Goal:
Output the material beneath exactly, leaving nothing out.

※ ※ ※

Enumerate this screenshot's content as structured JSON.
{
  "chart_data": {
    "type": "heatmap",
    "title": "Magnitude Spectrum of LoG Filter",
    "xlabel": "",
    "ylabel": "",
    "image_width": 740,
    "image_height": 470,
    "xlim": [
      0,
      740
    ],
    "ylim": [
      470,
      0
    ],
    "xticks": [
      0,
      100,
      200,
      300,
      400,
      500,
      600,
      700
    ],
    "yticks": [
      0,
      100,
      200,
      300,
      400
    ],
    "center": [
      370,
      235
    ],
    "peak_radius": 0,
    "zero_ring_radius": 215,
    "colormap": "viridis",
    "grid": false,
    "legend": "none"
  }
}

※ ※ ※

Task solution:
Enumerate this screenshot's content as structured JSON.
{
  "chart_data": {
    "type": "heatmap",
    "title": "Magnitude Spectrum of LoG Filter",
    "xlabel": "",
    "ylabel": "",
    "image_width": 740,
    "image_height": 470,
    "xlim": [
      0,
      740
    ],
    "ylim": [
      470,
      0
    ],
    "xticks": [
      0,
      100,
      200,
      300,
      400,
      500,
      600,
      700
    ],
    "yticks": [
      0,
      100,
      200,
      300,
      400
    ],
    "center": [
      370,
      235
    ],
    "peak_radius": 0,
    "zero_ring_radius": 215,
    "colormap": "viridis",
    "grid": false,
    "legend": "none"
  }
}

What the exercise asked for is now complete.